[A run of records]
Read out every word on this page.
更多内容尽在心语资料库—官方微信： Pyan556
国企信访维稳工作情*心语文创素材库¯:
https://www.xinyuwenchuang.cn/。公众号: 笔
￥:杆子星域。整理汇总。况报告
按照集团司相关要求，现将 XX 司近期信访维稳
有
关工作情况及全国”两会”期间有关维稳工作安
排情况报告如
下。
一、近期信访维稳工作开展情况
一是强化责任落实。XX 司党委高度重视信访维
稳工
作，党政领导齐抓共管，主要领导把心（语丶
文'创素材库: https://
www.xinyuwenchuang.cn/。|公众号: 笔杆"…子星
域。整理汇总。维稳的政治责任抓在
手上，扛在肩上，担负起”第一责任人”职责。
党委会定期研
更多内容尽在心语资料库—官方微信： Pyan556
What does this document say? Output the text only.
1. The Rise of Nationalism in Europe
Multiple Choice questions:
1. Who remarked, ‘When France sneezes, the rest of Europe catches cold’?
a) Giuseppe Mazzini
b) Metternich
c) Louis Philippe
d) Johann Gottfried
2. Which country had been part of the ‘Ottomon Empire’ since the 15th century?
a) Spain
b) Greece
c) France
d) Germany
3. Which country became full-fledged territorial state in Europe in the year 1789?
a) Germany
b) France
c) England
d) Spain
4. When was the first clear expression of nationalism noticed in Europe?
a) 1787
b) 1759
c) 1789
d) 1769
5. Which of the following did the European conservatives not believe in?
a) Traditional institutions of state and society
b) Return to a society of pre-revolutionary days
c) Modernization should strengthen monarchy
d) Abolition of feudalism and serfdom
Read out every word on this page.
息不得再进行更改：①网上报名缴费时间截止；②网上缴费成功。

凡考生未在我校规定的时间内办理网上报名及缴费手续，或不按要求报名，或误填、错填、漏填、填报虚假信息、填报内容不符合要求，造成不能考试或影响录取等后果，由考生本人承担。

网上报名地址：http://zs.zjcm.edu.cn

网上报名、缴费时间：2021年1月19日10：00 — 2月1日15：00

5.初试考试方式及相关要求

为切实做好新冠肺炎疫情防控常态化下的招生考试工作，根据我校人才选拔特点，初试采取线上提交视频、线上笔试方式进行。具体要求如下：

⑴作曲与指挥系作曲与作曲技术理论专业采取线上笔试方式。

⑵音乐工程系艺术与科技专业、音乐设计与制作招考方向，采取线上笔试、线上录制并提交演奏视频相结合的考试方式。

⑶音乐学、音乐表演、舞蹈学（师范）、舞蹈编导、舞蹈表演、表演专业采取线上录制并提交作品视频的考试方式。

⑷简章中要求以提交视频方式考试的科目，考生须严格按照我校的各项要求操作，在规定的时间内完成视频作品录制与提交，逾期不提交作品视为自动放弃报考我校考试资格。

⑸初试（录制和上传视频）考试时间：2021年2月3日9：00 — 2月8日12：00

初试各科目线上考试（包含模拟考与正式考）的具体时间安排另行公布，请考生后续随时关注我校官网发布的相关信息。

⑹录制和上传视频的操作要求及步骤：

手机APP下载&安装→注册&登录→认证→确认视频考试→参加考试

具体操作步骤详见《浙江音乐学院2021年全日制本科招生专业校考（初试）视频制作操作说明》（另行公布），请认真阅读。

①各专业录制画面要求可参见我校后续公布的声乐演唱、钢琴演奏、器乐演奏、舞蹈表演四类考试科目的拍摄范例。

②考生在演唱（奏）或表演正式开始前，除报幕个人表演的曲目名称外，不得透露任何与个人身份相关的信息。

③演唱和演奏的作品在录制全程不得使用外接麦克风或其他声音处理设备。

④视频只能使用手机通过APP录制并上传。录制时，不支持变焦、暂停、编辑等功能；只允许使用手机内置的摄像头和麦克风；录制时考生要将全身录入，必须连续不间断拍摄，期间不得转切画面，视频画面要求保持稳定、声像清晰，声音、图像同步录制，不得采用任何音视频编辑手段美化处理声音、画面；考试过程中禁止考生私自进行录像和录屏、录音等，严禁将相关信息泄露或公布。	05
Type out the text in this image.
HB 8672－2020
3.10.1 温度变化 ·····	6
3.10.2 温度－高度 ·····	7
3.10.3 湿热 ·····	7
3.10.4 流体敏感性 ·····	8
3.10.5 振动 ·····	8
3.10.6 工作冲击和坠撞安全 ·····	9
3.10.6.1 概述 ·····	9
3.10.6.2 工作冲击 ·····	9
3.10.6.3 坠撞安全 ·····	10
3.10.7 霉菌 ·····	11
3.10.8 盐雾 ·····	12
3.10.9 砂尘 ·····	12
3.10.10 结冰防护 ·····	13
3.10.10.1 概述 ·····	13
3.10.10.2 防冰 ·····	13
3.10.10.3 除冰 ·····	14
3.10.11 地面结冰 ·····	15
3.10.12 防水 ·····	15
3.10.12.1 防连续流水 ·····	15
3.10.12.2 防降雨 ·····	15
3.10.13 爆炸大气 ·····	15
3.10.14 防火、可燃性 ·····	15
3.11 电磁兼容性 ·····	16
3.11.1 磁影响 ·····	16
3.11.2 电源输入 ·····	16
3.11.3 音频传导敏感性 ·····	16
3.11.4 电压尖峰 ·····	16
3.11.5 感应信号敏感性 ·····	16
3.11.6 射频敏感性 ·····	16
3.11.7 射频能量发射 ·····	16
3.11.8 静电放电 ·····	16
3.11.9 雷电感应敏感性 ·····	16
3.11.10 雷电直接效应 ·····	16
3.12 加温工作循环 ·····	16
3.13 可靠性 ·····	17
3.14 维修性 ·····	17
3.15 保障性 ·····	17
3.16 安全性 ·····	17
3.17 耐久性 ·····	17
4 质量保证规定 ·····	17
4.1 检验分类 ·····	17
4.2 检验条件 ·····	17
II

- Task brief:
Take every line from the data above that holds "text" and copy it out.

- Correct response:
What does this document say? Output the text only.
Type out the text in this image.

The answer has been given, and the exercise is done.